# Passage to read:

This kind of vandalism is not confined to Jerusalem, Bnei Brak and other locations with a large Haredi population. According to data collected by attorney Revital Hovel for the Israel Women’s Network, this year alone dozens of women’s images were blotted out from signs around the country, and those are just the cases that were reported in the media. Just recently, a billboard with the face of Olympic gymnast Linoy Ashram was vandalized. In another incident this month, actress Yael Bar-Zohar was preemptively removed from an ad campaign in what appears to be a cowardly act of self-censorship – also a very common occurrence in areas prone to such vandalism.

Israel is not Afghanistan and the Haredim are not the Taliban. But as Hilo Glazer’s investigation in Friday’s Haaretz Magazine revealed, extremist conservative groups in Israel also wish to set women’s status back hundreds of years. The exclusion and separation that were once confined to a small Haredi group, where even the images of female cabinet ministers are unhesitatingly erased from photos of the government’s swearing-in, are spilling over into shared public spaces.

In fact, the government itself often lends a hand to instances of exclusion and separation, and to the vandalizing of signs – through the absence of law enforcement. It’s enough to read the minutes of the Committee for the Advancement of Women’s Status to see how little the police care about the erasure of women. At a December session concerning the vandalizing of another ad campaign, Dmitry Hananblum, representing the police investigations unit, said that out of 25 cases opened in the past three years, only one was forwarded to the State Prosecutor’s Office. Why were the other 24 cases closed, committee chairman Oded Forer asked, to which he received the wonderful answer: “It’s hard for me to know.” Attorney Hovel received a similar response: “It is not possible to generate the requested segmentation via the computerized systems,” the police said. Just like those old “Little Britain” comedy sketches where the computer keeps saying “no.”

At the hearing, MK Yulia Malilnovsky-Kunin of Yisrael Beitenu summed it up well: “This was two meters from here, in Kiryat Hamemshala, and it’s as if no one even cares.” Not “as if,” Yulia. Those who are appalled by the erasure of women’s images from street signs in faraway Muslim countries, but remain indifferent when the same thing happens in Israel, really do not care about women or their status.

# Stated problem A:
Summarize the passage on erasing women's images from signs in two sentences.
# Stated problem B:
Print the portion of the passage on erasing women's images from signs from "Israel is not" up to and including "shared public spaces.".

Dataset excerpt:
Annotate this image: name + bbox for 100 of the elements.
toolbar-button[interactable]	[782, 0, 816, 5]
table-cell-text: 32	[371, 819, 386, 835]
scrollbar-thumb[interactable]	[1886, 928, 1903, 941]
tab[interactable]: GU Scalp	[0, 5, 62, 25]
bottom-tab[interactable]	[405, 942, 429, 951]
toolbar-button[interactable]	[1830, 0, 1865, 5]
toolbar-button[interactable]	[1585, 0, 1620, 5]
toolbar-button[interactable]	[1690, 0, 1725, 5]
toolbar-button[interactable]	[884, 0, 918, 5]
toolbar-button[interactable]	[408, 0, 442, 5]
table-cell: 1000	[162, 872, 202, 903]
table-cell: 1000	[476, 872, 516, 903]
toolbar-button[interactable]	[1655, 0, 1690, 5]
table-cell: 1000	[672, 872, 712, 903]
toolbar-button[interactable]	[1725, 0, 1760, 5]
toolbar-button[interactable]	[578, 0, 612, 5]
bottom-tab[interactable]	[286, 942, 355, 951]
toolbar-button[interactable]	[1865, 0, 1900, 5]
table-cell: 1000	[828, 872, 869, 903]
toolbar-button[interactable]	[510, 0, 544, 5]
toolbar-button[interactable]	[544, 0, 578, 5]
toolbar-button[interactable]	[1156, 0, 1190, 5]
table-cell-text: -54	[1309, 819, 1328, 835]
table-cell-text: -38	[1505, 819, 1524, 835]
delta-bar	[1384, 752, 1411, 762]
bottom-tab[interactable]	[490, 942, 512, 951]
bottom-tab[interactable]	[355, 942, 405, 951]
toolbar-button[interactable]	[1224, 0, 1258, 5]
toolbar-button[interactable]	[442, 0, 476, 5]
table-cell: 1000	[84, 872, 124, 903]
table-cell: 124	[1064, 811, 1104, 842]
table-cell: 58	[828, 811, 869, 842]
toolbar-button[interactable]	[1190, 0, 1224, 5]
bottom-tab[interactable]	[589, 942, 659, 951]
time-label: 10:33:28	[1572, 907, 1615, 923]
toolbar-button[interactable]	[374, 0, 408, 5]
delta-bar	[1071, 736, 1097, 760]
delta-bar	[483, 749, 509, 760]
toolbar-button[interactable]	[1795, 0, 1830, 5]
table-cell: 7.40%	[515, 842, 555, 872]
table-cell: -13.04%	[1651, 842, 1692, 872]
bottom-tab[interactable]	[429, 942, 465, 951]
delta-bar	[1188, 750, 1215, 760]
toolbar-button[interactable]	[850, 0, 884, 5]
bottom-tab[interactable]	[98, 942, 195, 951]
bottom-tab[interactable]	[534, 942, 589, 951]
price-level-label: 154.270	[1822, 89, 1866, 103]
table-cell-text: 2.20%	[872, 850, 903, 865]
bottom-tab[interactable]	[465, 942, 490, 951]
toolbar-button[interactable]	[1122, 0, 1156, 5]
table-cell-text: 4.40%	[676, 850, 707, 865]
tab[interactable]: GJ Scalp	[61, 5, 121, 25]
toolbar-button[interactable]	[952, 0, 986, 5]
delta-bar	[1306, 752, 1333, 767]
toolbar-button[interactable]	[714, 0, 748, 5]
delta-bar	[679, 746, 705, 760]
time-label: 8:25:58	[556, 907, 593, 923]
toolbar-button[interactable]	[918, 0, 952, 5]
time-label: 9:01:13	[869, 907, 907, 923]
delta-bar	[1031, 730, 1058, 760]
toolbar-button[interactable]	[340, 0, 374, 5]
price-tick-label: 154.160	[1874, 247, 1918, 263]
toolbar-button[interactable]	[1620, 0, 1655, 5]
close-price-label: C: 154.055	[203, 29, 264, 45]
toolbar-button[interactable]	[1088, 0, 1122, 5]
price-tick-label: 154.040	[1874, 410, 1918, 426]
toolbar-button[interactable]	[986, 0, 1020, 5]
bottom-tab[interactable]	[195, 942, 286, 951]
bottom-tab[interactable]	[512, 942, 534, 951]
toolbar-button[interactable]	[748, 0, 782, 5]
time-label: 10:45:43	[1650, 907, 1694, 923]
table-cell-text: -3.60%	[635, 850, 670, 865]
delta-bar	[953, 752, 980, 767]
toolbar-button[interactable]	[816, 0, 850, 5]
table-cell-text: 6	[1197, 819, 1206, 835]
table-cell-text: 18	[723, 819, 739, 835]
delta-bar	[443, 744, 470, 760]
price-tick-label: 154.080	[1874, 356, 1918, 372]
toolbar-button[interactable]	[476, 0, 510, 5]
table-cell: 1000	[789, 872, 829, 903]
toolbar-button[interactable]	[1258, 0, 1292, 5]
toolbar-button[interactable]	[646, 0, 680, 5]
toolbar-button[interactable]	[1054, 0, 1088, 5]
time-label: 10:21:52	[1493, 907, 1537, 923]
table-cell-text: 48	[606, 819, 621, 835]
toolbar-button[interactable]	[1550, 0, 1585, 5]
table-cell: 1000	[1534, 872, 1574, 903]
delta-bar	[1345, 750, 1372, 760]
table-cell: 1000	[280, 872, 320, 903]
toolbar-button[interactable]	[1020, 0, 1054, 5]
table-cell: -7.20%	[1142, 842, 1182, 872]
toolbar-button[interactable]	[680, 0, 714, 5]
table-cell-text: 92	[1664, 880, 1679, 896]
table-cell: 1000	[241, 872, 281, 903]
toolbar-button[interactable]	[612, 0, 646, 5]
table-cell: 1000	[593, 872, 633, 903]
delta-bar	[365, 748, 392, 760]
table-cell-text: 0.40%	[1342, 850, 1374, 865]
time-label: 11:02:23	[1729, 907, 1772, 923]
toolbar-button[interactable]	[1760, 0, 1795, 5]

# Written solution A:
Women's images are being blotted out from signs across Israel, not only in places with large Haredi populations, as exclusion and separation once confined to a small Haredi group spill into shared public spaces. The government contributes through the absence of law enforcement: of 25 cases opened in the past three years, police forwarded only one to the State Prosecutor's Office.

# Written solution B:
Israel is not Afghanistan and the Haredim are not the Taliban. But as Hilo Glazer’s investigation in Friday’s Haaretz Magazine revealed, extremist conservative groups in Israel also wish to set women’s status back hundreds of years. The exclusion and separation that were once confined to a small Haredi group, where even the images of female cabinet ministers are unhesitatingly erased from photos of the government’s swearing-in, are spilling over into shared public spaces.